The task - Your task is to locate every line holding the string "fatality" and to copy each of them.

Source data -
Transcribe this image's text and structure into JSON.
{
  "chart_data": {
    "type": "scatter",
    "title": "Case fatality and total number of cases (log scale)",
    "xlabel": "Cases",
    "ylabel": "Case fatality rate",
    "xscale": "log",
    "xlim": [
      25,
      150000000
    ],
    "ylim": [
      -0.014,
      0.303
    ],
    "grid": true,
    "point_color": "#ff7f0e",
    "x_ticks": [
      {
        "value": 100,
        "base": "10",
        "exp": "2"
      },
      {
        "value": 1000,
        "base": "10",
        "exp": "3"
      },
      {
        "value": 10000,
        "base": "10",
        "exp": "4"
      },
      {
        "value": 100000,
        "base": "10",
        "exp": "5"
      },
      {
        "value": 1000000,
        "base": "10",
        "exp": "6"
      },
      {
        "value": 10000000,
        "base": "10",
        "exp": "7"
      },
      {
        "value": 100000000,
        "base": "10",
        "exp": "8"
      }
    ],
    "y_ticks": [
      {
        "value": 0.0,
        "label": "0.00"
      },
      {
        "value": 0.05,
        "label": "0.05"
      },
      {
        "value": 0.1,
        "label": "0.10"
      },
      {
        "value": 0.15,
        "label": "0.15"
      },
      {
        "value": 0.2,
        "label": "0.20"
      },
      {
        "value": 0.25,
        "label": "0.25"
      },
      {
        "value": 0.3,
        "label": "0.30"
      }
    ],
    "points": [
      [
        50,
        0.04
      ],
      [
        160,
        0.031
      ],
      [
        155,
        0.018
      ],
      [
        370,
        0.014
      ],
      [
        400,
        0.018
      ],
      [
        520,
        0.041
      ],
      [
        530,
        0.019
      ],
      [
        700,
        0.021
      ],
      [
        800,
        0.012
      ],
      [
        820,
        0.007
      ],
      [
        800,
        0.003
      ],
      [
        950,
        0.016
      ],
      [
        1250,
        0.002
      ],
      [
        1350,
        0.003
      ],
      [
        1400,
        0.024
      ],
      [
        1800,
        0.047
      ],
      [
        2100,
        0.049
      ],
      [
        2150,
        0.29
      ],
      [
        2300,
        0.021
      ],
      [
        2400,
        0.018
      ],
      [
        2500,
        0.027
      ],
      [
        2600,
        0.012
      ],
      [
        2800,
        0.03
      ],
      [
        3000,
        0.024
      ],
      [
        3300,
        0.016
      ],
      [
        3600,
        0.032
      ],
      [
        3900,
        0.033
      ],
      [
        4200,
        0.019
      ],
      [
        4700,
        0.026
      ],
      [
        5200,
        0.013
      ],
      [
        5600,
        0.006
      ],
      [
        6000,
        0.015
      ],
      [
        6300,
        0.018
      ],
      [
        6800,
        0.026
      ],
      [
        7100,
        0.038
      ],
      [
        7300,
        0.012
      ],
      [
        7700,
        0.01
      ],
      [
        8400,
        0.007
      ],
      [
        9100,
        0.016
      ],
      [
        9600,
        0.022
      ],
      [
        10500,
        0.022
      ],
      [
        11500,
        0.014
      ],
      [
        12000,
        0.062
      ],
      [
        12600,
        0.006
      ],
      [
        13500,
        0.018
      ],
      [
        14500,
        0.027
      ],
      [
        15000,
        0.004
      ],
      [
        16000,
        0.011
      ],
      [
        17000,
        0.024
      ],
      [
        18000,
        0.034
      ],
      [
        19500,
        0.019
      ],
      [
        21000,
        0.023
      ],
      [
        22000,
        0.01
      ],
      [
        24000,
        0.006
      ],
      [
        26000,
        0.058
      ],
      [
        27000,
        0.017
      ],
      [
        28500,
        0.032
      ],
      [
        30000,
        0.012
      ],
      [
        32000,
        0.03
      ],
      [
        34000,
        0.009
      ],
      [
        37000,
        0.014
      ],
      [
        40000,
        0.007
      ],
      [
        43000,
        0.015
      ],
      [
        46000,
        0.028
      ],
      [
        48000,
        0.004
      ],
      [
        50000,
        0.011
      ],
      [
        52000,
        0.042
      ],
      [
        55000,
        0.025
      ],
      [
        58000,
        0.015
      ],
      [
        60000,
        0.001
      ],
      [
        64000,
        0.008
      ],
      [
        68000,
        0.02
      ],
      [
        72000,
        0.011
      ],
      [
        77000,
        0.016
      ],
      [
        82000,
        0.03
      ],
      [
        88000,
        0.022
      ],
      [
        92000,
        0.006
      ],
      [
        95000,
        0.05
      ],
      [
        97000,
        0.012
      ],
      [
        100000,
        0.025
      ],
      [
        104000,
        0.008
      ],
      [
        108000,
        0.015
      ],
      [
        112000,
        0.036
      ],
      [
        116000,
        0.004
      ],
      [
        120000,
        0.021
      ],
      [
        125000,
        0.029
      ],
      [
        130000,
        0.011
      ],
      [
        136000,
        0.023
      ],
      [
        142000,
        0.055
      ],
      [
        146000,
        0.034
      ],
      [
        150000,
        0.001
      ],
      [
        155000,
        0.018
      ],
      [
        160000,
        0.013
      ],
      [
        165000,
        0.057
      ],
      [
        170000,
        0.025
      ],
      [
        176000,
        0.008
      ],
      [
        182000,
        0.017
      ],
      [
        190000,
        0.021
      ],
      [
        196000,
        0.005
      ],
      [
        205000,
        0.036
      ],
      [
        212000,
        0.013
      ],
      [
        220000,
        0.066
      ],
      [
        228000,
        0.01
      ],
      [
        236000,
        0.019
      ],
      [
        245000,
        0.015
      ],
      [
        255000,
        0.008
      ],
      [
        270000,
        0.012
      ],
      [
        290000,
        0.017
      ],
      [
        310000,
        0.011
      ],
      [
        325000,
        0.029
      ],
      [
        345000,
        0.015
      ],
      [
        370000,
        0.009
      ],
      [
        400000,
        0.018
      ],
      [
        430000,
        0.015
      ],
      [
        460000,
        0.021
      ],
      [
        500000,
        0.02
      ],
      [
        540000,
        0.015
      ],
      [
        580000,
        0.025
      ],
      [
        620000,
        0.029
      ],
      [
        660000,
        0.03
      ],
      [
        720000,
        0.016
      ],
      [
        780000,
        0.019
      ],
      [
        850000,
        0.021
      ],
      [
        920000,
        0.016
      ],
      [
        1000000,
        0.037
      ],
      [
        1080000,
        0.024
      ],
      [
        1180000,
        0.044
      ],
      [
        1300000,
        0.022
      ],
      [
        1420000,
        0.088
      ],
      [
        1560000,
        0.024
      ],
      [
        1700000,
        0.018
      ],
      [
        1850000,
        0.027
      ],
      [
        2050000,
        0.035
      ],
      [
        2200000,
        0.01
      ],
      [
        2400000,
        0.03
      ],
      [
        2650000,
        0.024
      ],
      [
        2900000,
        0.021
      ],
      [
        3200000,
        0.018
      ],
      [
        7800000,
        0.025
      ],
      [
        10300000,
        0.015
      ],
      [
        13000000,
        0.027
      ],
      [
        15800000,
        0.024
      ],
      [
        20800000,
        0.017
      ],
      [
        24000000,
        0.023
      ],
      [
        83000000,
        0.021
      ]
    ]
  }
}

Result of the exercise -
    "title": "Case fatality and total number of cases (log scale)",
    "ylabel": "Case fatality rate",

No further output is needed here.